====== Text provided
A better model, they suggest, is Peter Senge’s creative tension method of a learning organization, as visualized below:

creativetension.jpg

We’ll get into that after the break.

ALI Post-Conference Workshop

Vivien Dai and Marady Hill of Bonfire Communications are presenting a workshop called How to Leverage New Technologies to Drive conversation and Collaboration Within Your Organization. They started with a recap discussion, asking everyone to share the insights and challenges they are taking home from the last two days.Some of the points participants mentioned:

  • Start small
  • Just try it
  • It’s OK to fail and adjust
  • Cut through the fear, particularly of security. People can lead through email or phone, so this is not really a new risk.
  • Set expectations. Not everyone has to participate. Just because not 100 percent of employees will use the tools doesn’t mean they don’t have value for the ones who do.
  • These tools will be key for attracting new talent in a younger generation.
  • Find the promoters and those with the need. Look at what the business need is and how you can solve it, not “I have some shiny tools in search of a problem.”
  • Use Open Source and don’t make it too complicated. Post your need on Craigslist and you can find a developer who will help you solve your problem inexpensively so the ROI hurdle won’t be too high.
============
====== Raw data
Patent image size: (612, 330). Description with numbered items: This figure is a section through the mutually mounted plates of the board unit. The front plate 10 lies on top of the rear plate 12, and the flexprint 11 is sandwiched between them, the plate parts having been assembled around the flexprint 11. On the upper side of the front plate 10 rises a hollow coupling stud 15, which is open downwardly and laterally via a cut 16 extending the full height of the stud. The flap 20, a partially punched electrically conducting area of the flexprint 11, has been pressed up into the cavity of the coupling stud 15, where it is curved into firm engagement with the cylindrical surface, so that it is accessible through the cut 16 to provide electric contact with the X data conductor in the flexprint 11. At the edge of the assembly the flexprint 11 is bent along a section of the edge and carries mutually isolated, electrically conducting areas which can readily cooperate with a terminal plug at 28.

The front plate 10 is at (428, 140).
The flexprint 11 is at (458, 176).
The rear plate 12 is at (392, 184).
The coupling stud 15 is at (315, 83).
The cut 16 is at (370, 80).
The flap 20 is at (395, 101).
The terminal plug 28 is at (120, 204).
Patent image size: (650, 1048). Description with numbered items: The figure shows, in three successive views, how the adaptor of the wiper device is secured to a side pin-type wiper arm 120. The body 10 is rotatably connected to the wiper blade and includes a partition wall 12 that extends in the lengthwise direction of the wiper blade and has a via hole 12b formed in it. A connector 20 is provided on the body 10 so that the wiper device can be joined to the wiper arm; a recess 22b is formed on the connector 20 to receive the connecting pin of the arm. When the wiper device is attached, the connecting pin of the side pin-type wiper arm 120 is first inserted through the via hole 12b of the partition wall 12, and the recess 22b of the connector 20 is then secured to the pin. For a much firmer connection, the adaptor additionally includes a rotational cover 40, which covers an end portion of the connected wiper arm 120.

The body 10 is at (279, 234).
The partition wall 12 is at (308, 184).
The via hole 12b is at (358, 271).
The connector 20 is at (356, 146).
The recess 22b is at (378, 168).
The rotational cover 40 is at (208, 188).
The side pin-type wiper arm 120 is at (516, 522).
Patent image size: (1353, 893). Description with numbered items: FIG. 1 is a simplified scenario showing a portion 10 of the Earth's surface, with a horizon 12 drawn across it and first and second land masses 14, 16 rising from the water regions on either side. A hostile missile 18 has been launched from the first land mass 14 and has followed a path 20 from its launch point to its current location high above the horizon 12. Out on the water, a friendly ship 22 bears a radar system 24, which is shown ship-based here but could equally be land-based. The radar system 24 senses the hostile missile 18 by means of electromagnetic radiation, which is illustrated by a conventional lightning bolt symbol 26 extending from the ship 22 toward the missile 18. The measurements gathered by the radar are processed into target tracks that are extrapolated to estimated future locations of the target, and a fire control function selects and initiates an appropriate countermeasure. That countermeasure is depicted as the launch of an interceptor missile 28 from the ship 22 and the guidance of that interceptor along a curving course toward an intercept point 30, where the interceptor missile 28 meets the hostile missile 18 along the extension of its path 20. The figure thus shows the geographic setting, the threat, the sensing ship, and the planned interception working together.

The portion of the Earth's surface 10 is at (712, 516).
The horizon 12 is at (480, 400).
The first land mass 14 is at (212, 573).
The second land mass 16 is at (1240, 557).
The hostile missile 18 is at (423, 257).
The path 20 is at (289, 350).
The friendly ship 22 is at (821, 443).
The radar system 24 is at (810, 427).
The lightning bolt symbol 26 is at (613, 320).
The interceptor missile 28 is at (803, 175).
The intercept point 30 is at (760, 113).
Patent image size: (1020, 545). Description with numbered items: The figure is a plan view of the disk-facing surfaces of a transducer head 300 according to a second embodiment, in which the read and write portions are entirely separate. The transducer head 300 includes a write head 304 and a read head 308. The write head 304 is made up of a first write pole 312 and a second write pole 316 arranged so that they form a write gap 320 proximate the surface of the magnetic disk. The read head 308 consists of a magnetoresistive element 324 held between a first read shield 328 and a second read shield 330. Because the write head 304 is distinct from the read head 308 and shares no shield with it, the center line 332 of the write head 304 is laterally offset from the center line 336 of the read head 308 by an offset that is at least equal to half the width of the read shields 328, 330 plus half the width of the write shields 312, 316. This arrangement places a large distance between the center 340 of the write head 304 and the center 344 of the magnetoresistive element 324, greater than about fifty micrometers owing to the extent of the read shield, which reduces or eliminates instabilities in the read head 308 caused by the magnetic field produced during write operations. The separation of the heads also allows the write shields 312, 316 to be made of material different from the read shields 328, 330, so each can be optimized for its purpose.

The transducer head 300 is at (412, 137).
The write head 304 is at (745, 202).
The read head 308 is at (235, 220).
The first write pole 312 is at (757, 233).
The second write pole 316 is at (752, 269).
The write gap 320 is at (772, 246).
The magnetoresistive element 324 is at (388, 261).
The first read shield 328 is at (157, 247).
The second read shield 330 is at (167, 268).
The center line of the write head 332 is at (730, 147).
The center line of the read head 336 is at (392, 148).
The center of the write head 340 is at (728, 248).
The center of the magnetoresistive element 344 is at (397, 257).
============
**Written task:**
Answer these from the conference notes:
1. Whose creative tension method is offered as a better model?
2. What company are the workshop presenters from?
3. Where can you post your need to find a developer?
The entries are separate from the conference notes.

**The answer:**
1. Peter Senge's
2. Bonfire Communications
3. Craigslist